_THE EXERCISE_
Scan the entries below. List each line with "Compensation".

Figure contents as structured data
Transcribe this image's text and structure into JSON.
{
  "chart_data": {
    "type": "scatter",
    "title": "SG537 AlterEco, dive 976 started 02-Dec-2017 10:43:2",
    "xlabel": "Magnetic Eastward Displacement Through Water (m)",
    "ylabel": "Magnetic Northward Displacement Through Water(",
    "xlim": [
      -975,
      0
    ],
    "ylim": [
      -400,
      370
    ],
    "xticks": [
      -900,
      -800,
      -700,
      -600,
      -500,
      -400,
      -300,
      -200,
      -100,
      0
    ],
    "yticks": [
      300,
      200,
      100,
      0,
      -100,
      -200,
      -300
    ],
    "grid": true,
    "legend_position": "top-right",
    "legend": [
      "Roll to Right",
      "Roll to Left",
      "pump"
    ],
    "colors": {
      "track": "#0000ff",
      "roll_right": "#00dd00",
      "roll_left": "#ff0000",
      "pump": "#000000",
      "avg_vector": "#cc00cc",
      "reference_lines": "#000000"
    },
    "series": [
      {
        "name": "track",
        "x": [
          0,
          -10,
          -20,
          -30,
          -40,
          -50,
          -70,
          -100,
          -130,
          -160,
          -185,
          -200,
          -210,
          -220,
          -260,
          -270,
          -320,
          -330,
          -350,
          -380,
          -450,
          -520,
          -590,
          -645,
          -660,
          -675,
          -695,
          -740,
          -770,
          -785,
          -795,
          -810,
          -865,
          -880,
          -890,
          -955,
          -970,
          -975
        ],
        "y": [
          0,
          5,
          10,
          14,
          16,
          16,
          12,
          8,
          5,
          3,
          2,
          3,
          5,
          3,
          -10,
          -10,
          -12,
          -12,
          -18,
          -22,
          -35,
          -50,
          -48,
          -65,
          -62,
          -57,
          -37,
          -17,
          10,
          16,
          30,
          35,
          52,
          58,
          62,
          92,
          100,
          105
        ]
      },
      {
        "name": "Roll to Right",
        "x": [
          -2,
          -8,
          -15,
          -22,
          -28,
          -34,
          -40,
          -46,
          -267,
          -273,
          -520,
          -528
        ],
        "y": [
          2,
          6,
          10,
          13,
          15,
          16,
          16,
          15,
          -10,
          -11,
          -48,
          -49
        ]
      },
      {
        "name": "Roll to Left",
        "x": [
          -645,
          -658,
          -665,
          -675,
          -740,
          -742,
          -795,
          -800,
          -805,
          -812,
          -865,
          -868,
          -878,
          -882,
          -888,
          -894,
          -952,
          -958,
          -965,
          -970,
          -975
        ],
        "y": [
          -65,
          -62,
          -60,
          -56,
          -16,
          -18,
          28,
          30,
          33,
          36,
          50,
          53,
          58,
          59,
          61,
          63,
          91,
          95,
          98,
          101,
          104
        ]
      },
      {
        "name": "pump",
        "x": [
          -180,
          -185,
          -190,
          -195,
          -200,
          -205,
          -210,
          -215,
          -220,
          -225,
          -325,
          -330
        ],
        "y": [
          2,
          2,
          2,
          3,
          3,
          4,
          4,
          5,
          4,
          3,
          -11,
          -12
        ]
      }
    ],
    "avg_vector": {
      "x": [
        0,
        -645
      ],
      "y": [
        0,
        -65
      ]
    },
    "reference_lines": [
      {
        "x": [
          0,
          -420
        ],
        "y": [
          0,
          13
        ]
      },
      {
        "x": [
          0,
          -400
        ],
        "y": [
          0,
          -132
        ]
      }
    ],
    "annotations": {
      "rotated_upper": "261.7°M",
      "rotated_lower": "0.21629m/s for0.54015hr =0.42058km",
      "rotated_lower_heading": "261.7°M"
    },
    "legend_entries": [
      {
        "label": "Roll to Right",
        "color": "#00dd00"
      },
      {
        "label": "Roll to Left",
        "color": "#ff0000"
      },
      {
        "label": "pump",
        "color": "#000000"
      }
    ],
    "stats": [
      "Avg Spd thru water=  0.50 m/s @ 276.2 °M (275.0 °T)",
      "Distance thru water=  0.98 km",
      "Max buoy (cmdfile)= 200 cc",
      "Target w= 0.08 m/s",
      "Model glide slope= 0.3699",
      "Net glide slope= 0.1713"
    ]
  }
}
==
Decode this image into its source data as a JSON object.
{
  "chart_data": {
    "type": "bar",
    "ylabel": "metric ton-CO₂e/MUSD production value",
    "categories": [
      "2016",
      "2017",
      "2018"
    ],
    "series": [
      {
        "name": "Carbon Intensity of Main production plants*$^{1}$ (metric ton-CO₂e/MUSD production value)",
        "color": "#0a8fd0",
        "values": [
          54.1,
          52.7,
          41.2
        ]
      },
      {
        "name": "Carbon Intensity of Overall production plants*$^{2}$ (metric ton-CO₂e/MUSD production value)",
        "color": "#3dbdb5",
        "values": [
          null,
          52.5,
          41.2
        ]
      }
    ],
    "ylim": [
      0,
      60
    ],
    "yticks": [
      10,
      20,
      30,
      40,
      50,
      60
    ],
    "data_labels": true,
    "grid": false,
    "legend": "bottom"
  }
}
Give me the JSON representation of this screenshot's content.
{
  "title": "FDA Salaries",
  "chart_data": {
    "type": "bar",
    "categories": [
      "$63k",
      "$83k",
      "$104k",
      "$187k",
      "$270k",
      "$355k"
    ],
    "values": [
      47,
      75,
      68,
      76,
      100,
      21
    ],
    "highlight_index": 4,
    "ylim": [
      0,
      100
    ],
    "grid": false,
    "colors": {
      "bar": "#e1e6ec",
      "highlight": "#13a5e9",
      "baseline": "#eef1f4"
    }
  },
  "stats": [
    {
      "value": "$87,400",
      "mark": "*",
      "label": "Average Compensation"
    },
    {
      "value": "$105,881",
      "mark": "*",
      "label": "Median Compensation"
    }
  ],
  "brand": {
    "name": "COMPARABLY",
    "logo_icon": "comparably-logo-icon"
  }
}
* * *
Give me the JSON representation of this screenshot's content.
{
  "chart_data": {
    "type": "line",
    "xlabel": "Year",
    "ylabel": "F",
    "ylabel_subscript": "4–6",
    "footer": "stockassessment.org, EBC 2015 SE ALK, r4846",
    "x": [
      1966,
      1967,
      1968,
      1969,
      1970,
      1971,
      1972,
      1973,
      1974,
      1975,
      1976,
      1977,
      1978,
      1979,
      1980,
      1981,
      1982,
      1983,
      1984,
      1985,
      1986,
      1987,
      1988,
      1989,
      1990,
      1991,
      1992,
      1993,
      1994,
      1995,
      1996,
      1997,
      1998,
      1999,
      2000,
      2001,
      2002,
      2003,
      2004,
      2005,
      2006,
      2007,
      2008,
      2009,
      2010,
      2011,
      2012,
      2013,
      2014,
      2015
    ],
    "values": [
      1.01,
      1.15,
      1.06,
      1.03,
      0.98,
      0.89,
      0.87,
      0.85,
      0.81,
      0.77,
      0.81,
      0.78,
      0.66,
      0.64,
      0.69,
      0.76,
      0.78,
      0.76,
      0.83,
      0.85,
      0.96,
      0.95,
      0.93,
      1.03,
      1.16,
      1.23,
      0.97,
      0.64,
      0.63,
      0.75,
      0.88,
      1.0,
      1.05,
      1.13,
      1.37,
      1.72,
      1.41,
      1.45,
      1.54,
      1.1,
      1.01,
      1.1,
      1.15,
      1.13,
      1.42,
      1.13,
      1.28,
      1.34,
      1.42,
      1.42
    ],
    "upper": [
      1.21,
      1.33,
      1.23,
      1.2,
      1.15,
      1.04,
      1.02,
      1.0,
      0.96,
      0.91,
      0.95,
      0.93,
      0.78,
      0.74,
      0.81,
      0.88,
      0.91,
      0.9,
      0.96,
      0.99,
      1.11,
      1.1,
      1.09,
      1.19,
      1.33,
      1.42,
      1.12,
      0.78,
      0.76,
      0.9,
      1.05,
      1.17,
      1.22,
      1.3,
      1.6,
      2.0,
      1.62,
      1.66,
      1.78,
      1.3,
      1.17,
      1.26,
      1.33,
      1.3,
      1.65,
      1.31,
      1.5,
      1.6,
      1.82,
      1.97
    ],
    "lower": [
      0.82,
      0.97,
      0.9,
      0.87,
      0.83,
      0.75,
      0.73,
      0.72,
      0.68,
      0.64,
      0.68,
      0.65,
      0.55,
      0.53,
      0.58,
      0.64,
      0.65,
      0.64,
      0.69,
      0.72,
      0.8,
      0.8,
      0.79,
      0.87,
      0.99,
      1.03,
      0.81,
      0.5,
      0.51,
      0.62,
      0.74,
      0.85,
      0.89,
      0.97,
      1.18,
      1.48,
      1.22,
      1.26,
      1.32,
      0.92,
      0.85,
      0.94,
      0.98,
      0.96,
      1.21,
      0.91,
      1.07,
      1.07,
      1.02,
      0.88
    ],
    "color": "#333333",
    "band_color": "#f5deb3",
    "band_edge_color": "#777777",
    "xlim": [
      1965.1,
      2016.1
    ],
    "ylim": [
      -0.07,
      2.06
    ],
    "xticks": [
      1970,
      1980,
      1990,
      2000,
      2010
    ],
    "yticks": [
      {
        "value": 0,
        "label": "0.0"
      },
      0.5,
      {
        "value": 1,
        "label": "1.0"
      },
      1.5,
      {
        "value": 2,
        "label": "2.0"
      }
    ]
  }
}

_ANSWER FOR THIS EXERCISE_
      "label": "Average Compensation"
      "label": "Median Compensation"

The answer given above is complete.